**REQUIRED TASK:** From the records below, copy every line that contains the word "label".

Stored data

-- Start --

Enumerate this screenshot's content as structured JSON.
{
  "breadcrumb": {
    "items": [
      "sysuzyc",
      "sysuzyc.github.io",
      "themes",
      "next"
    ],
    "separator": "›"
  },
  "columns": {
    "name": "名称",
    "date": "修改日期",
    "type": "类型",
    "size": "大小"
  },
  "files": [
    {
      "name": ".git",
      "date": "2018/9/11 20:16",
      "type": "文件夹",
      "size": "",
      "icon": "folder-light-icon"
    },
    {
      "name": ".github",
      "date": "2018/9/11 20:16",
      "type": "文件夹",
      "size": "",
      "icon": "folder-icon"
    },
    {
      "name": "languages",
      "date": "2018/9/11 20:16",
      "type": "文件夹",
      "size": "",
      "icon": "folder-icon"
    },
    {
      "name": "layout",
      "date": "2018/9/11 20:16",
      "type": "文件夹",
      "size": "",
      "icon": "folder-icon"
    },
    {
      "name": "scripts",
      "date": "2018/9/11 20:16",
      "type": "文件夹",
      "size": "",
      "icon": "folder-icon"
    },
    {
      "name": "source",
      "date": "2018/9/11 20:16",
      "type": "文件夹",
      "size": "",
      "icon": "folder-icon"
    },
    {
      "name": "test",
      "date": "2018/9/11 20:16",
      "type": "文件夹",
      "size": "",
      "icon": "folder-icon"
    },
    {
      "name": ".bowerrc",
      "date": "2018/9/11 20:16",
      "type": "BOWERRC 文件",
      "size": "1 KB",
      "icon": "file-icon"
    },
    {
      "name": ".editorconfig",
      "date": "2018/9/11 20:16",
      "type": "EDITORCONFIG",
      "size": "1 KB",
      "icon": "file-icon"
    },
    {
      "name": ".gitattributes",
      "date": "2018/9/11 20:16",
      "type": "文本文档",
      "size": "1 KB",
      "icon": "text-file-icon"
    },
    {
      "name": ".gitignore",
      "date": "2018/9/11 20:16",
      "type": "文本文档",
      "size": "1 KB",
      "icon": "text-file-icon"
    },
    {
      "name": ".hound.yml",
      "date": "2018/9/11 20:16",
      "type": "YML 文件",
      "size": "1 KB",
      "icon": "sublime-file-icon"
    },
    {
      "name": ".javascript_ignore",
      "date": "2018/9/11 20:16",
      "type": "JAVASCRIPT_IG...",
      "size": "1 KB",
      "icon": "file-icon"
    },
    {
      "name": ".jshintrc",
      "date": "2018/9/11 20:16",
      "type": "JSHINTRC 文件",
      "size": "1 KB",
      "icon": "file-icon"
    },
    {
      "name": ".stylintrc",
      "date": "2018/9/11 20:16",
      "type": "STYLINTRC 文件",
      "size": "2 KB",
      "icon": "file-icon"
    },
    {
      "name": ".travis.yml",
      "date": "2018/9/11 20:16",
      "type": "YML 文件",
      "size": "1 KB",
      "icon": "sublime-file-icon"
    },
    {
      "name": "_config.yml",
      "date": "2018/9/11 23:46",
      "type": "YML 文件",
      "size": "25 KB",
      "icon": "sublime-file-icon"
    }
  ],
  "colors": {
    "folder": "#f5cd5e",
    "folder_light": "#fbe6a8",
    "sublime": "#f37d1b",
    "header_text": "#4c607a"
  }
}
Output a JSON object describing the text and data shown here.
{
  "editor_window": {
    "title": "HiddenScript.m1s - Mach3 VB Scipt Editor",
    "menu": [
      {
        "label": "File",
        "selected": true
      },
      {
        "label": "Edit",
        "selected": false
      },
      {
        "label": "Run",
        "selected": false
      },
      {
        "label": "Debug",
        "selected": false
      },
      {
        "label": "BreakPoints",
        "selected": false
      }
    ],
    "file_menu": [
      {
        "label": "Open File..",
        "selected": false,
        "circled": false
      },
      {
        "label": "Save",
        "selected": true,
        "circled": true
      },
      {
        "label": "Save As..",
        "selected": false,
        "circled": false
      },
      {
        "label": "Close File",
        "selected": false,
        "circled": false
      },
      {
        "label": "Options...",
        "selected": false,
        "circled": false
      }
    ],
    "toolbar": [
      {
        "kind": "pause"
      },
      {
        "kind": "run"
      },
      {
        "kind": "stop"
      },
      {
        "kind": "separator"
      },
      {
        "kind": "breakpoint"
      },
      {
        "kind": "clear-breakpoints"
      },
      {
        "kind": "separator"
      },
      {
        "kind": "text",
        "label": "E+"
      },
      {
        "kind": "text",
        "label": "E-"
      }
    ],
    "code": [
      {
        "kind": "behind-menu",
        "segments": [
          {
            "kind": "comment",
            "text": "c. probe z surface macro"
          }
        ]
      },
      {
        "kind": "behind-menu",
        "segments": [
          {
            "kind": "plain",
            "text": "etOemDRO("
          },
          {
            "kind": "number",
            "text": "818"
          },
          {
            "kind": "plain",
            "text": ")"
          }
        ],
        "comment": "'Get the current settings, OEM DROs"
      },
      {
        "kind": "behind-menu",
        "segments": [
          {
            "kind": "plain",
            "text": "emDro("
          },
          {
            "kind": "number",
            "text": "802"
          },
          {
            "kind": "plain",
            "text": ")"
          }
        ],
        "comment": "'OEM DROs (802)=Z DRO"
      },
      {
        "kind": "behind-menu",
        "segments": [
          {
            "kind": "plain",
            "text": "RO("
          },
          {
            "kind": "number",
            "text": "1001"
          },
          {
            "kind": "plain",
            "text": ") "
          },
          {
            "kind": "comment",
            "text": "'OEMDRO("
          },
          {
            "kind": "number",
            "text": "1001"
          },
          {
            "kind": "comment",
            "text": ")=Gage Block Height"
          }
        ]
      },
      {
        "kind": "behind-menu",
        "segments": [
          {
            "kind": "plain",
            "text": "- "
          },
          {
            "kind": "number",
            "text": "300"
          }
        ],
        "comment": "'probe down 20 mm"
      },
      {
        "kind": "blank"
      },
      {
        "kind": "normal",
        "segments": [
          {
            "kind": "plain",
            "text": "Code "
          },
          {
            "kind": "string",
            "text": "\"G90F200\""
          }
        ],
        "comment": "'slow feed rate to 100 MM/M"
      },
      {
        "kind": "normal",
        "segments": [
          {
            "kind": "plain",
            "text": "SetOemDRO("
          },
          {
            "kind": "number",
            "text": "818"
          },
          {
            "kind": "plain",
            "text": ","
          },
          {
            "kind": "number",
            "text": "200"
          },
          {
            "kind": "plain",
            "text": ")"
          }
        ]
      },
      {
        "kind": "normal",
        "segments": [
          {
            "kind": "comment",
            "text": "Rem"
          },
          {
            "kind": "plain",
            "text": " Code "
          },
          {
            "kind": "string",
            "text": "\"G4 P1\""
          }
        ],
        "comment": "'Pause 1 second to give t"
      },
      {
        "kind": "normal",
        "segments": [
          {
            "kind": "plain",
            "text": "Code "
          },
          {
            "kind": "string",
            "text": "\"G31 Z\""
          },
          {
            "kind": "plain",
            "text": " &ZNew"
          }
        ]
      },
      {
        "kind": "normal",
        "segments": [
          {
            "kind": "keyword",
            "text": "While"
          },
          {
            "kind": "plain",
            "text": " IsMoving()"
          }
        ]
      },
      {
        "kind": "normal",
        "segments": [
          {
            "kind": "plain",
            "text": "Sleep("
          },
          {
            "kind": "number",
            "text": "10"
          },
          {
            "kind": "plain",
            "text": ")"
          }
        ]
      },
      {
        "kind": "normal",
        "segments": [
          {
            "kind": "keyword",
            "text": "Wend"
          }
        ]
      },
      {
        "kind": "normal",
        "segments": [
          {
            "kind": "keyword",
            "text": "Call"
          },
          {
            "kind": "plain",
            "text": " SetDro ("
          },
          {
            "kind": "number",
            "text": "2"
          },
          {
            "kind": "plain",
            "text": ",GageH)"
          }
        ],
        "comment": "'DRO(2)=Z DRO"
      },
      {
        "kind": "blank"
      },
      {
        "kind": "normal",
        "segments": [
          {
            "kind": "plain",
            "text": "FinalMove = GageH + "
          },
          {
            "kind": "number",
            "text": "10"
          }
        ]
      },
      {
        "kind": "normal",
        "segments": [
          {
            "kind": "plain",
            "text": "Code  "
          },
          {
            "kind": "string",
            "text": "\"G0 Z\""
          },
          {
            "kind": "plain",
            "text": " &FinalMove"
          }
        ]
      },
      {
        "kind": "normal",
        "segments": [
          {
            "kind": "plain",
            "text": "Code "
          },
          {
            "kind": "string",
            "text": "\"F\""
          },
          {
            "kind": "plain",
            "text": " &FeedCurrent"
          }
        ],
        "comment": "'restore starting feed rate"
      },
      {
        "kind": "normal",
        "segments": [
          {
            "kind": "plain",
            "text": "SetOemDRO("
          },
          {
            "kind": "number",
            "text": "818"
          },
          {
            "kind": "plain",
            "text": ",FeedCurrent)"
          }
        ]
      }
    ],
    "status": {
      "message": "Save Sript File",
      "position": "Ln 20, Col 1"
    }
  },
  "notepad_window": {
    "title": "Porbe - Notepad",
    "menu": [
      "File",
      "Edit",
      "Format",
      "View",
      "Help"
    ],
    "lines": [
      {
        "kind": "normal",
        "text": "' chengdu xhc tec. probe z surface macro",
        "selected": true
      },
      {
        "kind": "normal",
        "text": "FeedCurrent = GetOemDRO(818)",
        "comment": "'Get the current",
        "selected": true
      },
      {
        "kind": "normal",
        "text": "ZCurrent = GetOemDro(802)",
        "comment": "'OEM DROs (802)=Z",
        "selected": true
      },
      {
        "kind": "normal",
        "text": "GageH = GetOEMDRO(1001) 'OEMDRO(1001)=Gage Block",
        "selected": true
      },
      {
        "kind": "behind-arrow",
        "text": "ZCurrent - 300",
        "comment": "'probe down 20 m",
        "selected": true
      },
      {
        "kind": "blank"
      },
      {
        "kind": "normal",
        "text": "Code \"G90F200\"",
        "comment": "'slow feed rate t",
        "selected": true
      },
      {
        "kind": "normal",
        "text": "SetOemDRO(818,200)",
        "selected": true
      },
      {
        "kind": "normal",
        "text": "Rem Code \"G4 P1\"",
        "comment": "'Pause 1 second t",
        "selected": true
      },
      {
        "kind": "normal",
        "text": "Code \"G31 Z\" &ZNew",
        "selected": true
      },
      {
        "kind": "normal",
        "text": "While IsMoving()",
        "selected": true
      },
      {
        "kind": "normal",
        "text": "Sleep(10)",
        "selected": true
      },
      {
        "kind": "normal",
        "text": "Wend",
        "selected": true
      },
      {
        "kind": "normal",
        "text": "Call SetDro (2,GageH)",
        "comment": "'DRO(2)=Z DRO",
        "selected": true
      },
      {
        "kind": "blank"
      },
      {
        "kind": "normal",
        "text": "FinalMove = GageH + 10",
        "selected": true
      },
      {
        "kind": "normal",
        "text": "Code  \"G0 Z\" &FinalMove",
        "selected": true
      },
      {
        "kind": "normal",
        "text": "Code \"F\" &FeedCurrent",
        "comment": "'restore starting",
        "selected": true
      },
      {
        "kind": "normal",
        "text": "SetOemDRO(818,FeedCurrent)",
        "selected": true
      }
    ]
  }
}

-- End --

**OUTPUT BELOW:**
        "label": "File",
        "label": "Edit",
        "label": "Run",
        "label": "Debug",
        "label": "BreakPoints",
        "label": "Open File..",
        "label": "Save",
        "label": "Save As..",
        "label": "Close File",
        "label": "Options...",
        "label": "E+"
        "label": "E-"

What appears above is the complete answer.